* EXERCISE INSTRUCTIONS
A faithful transcription of all the data is required.

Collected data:
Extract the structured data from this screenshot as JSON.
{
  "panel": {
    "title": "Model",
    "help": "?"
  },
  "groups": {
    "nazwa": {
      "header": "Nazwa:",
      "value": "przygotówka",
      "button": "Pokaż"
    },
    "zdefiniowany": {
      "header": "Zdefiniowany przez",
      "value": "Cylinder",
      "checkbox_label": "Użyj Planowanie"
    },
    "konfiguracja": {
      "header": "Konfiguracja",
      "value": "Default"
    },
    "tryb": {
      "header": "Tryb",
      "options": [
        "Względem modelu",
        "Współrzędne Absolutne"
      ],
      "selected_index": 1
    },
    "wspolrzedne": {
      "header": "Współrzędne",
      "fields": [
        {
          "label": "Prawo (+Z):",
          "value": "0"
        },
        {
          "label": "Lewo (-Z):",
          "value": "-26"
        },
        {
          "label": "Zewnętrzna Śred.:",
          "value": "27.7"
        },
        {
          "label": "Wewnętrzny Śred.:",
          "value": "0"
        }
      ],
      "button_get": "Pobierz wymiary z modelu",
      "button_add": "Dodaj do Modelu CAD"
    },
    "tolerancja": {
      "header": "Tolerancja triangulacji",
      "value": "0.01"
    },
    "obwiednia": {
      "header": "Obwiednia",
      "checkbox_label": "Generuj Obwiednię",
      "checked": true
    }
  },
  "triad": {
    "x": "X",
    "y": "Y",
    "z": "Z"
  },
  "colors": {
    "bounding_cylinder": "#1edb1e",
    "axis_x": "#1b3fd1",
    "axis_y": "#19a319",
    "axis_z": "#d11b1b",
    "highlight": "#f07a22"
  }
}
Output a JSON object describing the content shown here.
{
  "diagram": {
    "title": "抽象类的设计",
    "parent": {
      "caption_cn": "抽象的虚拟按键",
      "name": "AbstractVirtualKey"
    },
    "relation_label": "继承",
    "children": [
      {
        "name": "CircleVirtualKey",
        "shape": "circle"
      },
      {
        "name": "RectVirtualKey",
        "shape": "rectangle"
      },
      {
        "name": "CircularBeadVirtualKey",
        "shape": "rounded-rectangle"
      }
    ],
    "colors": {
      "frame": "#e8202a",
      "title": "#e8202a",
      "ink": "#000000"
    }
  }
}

* TASK SOLUTION
Extract the structured data from this screenshot as JSON.
{
  "panel": {
    "title": "Model",
    "help": "?"
  },
  "groups": {
    "nazwa": {
      "header": "Nazwa:",
      "value": "przygotówka",
      "button": "Pokaż"
    },
    "zdefiniowany": {
      "header": "Zdefiniowany przez",
      "value": "Cylinder",
      "checkbox_label": "Użyj Planowanie"
    },
    "konfiguracja": {
      "header": "Konfiguracja",
      "value": "Default"
    },
    "tryb": {
      "header": "Tryb",
      "options": [
        "Względem modelu",
        "Współrzędne Absolutne"
      ],
      "selected_index": 1
    },
    "wspolrzedne": {
      "header": "Współrzędne",
      "fields": [
        {
          "label": "Prawo (+Z):",
          "value": "0"
        },
        {
          "label": "Lewo (-Z):",
          "value": "-26"
        },
        {
          "label": "Zewnętrzna Śred.:",
          "value": "27.7"
        },
        {
          "label": "Wewnętrzny Śred.:",
          "value": "0"
        }
      ],
      "button_get": "Pobierz wymiary z modelu",
      "button_add": "Dodaj do Modelu CAD"
    },
    "tolerancja": {
      "header": "Tolerancja triangulacji",
      "value": "0.01"
    },
    "obwiednia": {
      "header": "Obwiednia",
      "checkbox_label": "Generuj Obwiednię",
      "checked": true
    }
  },
  "triad": {
    "x": "X",
    "y": "Y",
    "z": "Z"
  },
  "colors": {
    "bounding_cylinder": "#1edb1e",
    "axis_x": "#1b3fd1",
    "axis_y": "#19a319",
    "axis_z": "#d11b1b",
    "highlight": "#f07a22"
  }
}
Output a JSON object describing the content shown here.
{
  "diagram": {
    "title": "抽象类的设计",
    "parent": {
      "caption_cn": "抽象的虚拟按键",
      "name": "AbstractVirtualKey"
    },
    "relation_label": "继承",
    "children": [
      {
        "name": "CircleVirtualKey",
        "shape": "circle"
      },
      {
        "name": "RectVirtualKey",
        "shape": "rectangle"
      },
      {
        "name": "CircularBeadVirtualKey",
        "shape": "rounded-rectangle"
      }
    ],
    "colors": {
      "frame": "#e8202a",
      "title": "#e8202a",
      "ink": "#000000"
    }
  }
}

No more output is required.